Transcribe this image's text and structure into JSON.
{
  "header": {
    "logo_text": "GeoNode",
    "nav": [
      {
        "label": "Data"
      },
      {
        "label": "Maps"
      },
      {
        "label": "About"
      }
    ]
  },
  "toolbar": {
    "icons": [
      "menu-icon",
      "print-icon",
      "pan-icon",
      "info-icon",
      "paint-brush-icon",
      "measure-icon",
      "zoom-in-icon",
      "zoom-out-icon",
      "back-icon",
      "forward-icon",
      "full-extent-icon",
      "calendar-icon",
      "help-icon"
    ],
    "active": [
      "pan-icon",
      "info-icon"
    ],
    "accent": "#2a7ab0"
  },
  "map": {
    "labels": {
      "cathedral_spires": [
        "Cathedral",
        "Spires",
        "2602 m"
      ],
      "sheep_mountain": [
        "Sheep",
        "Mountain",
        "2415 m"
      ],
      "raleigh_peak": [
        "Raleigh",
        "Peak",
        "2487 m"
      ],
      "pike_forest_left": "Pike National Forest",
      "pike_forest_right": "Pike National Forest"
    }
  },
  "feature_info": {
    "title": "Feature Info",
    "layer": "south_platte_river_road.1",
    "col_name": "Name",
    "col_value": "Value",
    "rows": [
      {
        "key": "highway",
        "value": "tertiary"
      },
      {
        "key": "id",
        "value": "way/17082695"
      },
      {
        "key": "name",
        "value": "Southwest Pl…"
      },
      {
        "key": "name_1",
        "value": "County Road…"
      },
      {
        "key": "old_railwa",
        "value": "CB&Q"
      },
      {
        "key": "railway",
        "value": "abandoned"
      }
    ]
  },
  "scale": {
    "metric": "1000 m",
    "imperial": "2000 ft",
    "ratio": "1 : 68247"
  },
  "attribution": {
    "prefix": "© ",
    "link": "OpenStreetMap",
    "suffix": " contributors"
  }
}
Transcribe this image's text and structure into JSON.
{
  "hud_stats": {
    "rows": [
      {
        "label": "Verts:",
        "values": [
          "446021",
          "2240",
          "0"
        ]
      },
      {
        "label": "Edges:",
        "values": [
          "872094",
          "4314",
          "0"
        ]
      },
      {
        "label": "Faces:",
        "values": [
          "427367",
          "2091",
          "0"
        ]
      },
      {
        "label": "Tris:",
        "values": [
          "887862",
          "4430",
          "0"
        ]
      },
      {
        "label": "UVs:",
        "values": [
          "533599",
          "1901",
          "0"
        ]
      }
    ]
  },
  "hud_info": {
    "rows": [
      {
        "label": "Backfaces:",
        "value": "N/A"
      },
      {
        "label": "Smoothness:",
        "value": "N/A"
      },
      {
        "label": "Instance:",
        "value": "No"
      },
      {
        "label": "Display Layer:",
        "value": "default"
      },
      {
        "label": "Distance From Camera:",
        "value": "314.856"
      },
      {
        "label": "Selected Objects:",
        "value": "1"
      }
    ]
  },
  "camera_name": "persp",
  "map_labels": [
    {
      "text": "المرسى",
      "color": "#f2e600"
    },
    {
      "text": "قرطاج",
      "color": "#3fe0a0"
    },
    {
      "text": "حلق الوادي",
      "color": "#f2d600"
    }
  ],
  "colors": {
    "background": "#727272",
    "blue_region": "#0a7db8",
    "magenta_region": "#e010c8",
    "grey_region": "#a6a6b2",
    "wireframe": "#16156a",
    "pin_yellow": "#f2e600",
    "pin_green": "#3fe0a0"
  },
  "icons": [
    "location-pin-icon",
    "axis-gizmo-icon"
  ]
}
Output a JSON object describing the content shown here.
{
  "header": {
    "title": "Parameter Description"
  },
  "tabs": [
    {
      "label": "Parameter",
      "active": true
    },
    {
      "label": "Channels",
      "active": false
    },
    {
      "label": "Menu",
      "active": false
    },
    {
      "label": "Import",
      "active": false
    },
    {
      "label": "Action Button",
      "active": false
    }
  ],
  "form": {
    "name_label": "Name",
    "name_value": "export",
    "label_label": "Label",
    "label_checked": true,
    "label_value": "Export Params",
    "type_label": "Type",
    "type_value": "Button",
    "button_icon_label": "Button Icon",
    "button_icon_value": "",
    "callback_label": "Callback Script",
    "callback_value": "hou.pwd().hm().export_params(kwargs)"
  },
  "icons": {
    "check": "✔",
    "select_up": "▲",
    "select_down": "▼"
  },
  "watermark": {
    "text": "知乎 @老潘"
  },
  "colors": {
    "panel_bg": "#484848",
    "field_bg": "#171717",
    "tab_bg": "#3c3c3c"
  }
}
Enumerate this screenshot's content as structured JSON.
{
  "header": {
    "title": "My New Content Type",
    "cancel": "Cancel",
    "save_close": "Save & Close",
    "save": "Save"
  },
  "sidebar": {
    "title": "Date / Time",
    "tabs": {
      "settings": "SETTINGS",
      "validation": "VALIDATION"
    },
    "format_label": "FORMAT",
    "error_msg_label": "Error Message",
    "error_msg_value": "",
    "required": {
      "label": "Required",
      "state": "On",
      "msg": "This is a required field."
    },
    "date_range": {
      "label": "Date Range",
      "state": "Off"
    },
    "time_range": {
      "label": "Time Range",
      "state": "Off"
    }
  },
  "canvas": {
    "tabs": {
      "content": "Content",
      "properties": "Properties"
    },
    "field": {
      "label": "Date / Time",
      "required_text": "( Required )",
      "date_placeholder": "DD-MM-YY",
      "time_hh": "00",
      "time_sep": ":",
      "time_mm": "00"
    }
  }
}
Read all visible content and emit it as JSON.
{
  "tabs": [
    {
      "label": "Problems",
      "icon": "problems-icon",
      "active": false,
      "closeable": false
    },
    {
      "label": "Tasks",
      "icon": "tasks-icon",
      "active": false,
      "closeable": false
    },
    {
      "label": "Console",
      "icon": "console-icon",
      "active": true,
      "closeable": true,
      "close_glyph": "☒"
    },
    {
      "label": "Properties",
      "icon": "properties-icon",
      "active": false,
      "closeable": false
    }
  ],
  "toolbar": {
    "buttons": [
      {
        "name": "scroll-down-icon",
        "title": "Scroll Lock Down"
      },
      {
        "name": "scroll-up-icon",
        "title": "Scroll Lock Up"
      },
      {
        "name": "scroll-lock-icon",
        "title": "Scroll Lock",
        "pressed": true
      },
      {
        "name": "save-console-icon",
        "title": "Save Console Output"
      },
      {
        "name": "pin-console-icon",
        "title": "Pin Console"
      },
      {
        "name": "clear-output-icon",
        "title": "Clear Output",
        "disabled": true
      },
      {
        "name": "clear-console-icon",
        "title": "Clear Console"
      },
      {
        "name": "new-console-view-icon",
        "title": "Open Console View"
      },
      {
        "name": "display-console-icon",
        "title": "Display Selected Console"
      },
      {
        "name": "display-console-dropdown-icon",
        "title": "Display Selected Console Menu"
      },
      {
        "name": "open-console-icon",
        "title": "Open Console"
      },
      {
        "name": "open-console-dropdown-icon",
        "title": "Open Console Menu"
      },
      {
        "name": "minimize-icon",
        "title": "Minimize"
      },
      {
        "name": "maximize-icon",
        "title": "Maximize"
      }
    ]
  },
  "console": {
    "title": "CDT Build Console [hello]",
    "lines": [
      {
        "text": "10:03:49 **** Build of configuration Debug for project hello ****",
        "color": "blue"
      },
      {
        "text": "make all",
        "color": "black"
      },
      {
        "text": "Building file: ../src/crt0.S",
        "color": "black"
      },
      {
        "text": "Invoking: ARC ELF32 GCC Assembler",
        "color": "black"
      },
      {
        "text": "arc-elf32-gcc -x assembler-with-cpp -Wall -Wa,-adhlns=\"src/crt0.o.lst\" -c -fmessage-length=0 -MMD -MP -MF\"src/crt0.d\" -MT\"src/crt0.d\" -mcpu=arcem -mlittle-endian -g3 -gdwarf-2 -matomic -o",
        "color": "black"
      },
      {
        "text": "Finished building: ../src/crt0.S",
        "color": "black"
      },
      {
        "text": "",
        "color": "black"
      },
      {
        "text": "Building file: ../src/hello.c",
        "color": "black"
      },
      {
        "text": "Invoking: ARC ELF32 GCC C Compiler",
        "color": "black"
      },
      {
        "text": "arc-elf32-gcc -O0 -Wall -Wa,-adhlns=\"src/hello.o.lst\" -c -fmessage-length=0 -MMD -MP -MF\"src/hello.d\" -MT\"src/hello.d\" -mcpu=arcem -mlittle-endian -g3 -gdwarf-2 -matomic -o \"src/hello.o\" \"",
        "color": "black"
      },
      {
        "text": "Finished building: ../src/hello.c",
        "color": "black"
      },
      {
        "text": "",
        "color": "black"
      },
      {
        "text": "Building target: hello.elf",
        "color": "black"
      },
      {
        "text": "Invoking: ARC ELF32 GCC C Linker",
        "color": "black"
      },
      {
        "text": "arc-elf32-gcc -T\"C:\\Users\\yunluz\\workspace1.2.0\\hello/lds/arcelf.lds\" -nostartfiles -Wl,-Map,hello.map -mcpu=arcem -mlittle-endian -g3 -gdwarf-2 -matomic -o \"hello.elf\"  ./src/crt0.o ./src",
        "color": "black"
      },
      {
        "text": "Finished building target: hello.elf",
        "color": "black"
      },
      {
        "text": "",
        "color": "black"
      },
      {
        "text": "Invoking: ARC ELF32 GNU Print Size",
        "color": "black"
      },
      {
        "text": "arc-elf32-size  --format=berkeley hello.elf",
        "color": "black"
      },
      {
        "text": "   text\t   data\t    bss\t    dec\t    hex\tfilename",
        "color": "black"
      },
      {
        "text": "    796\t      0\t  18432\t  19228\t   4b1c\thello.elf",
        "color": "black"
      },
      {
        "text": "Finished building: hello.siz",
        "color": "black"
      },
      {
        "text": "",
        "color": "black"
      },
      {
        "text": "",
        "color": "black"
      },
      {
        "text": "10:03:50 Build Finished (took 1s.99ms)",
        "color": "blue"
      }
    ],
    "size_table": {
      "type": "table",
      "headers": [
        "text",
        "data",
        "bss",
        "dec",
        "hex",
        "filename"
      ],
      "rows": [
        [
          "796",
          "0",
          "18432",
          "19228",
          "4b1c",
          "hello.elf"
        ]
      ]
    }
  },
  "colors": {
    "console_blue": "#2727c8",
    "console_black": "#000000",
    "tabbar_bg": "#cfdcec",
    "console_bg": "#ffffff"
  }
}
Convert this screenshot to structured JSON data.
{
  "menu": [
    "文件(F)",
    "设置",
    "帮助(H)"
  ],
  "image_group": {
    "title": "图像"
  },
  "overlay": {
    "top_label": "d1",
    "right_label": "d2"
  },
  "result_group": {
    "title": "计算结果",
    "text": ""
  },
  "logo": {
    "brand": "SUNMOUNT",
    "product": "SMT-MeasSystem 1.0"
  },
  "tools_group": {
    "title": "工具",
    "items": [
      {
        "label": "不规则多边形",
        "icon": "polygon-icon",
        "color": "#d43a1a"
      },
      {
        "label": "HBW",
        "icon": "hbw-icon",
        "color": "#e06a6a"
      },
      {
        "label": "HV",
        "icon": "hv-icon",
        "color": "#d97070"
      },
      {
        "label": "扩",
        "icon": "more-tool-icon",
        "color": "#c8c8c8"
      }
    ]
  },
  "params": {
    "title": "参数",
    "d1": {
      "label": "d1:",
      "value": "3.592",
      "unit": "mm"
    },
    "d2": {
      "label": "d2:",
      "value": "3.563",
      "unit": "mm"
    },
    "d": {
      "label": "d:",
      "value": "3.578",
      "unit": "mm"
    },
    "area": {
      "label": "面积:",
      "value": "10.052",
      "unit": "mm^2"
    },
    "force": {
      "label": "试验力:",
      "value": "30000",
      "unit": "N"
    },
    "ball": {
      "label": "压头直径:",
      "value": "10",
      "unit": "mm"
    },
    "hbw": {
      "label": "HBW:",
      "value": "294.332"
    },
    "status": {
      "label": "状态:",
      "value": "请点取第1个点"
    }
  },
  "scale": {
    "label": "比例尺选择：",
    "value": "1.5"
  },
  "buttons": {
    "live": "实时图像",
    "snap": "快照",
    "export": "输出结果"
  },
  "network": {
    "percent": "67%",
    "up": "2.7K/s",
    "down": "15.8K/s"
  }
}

- _Exercise aim_: Where a line in the material contains "adhlns", copy that line.

- _Exercise response_:
        "text": "arc-elf32-gcc -x assembler-with-cpp -Wall -Wa,-adhlns=\"src/crt0.o.lst\" -c -fmessage-length=0 -MMD -MP -MF\"src/crt0.d\" -MT\"src/crt0.d\" -mcpu=arcem -mlittle-endian -g3 -gdwarf-2 -matomic -o",
        "text": "arc-elf32-gcc -O0 -Wall -Wa,-adhlns=\"src/hello.o.lst\" -c -fmessage-length=0 -MMD -MP -MF\"src/hello.d\" -MT\"src/hello.d\" -mcpu=arcem -mlittle-endian -g3 -gdwarf-2 -matomic -o \"src/hello.o\" \"",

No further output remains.